A run of records
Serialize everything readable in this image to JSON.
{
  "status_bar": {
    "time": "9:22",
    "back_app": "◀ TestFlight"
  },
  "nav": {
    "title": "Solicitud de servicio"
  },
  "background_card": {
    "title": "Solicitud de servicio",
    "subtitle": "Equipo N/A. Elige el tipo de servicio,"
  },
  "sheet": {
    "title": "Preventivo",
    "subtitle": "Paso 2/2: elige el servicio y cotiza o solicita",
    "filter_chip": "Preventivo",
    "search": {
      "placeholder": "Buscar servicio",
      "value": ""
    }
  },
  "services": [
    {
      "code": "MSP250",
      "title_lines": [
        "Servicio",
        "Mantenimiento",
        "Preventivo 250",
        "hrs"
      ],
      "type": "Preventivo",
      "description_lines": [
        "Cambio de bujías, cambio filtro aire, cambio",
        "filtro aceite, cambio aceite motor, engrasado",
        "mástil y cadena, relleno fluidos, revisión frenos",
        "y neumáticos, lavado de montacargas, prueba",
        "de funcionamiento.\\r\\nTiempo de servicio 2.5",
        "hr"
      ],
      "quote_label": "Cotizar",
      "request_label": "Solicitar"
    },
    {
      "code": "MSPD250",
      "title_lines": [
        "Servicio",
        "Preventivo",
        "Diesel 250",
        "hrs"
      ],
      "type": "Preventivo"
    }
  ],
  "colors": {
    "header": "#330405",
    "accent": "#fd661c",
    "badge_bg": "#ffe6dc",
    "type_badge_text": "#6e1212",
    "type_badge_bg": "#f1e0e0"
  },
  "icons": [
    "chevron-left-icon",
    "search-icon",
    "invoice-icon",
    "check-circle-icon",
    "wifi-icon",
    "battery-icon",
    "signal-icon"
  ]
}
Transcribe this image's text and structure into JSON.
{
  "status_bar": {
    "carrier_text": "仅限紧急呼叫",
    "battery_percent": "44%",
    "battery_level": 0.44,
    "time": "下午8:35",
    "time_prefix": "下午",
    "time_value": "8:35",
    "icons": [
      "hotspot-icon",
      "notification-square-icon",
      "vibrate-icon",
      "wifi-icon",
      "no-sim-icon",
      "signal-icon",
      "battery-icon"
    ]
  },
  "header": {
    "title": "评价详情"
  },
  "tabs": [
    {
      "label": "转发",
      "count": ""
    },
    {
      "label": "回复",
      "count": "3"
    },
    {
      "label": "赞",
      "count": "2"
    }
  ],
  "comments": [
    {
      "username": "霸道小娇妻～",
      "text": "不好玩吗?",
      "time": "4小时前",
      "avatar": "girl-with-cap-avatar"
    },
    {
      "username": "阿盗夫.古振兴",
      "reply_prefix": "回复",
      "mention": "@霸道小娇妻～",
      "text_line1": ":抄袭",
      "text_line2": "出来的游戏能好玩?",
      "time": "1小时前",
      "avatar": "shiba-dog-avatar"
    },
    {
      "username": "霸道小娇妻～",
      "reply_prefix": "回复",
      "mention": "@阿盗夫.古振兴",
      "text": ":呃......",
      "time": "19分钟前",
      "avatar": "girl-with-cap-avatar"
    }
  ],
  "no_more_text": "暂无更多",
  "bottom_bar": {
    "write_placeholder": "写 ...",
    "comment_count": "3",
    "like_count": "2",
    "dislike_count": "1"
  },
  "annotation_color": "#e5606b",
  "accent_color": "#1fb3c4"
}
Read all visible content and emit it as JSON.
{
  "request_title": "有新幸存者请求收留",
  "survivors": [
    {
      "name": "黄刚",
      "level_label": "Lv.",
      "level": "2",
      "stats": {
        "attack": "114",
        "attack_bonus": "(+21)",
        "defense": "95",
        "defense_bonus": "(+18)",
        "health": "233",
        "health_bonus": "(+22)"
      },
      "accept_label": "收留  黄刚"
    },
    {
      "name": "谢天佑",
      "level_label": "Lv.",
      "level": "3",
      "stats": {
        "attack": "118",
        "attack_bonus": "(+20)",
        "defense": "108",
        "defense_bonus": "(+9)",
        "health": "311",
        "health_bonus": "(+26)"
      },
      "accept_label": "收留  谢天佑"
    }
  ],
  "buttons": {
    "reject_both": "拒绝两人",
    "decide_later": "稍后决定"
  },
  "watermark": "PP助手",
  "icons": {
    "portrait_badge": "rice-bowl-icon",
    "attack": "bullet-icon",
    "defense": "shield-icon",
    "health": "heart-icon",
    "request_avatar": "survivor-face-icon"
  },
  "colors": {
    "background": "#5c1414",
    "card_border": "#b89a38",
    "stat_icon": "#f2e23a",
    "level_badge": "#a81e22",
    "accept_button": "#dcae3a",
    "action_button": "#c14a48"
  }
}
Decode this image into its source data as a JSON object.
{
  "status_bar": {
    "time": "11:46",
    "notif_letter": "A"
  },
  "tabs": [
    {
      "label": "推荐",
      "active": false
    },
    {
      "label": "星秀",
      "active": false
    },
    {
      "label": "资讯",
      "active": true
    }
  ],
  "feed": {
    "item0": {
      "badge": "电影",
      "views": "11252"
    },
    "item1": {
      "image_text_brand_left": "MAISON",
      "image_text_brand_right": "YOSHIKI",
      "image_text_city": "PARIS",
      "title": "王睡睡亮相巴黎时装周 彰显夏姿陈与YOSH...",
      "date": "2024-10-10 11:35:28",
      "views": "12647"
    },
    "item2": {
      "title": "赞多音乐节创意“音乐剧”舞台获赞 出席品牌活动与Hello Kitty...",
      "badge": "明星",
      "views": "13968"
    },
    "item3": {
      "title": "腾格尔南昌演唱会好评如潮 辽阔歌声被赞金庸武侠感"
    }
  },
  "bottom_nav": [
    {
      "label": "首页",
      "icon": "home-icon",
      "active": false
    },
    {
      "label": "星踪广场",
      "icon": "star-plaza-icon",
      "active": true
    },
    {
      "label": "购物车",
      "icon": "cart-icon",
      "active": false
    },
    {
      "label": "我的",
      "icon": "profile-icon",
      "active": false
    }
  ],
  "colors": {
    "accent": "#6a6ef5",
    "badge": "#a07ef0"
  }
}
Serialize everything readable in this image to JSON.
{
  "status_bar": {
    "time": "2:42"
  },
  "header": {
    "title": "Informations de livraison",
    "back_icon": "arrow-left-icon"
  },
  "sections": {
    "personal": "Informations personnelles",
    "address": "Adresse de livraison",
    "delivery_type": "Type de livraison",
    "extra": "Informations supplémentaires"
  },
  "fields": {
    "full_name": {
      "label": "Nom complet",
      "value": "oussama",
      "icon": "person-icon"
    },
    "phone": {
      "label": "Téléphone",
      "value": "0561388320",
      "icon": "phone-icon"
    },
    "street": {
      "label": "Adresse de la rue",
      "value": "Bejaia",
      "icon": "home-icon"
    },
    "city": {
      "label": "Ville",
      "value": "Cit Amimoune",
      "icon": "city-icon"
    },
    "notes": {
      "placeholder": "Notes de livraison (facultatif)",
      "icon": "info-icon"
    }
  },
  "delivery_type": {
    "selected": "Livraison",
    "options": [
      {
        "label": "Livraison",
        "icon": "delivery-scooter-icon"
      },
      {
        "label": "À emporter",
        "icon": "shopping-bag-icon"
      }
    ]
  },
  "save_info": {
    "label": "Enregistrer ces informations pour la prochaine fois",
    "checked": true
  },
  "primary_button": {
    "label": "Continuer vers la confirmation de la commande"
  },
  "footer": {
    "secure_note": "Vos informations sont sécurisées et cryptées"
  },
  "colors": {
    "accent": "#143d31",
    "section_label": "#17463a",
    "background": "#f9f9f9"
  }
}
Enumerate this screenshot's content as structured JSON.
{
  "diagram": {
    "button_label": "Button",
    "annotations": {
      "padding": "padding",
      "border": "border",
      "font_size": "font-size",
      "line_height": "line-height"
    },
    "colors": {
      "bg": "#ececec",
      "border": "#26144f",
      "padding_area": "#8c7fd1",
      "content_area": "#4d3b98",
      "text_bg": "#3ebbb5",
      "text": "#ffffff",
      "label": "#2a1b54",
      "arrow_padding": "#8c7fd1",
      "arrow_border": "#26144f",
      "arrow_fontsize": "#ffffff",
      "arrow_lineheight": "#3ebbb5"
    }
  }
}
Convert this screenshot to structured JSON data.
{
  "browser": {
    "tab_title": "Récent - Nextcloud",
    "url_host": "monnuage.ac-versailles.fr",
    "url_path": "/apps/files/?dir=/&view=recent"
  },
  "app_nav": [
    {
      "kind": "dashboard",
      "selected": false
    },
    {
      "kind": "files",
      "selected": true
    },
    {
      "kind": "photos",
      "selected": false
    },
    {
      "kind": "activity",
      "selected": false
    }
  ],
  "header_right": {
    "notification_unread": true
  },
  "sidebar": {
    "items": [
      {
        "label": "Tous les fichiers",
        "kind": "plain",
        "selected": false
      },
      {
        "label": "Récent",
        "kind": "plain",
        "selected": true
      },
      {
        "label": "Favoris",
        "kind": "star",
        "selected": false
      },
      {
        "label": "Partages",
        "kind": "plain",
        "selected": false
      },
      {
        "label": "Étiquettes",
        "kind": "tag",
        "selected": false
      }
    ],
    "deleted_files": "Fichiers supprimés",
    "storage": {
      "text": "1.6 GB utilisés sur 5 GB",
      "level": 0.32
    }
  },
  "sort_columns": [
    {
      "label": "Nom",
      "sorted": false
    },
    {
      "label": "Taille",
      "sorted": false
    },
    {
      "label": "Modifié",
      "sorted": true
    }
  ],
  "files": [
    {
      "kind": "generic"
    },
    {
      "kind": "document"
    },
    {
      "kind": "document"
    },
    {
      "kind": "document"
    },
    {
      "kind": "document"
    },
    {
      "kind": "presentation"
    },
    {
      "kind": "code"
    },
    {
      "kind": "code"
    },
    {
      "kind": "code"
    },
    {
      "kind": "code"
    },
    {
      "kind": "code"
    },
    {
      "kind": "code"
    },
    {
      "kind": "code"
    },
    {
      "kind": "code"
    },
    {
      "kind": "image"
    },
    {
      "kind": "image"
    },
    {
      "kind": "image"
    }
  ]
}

### Set exercise:
Using the records above, gather all lines where the string "true" is present.

### Correct output:
      "active": true
      "active": true
    "checked": true
      "selected": true
    "notification_unread": true
        "selected": true
      "sorted": true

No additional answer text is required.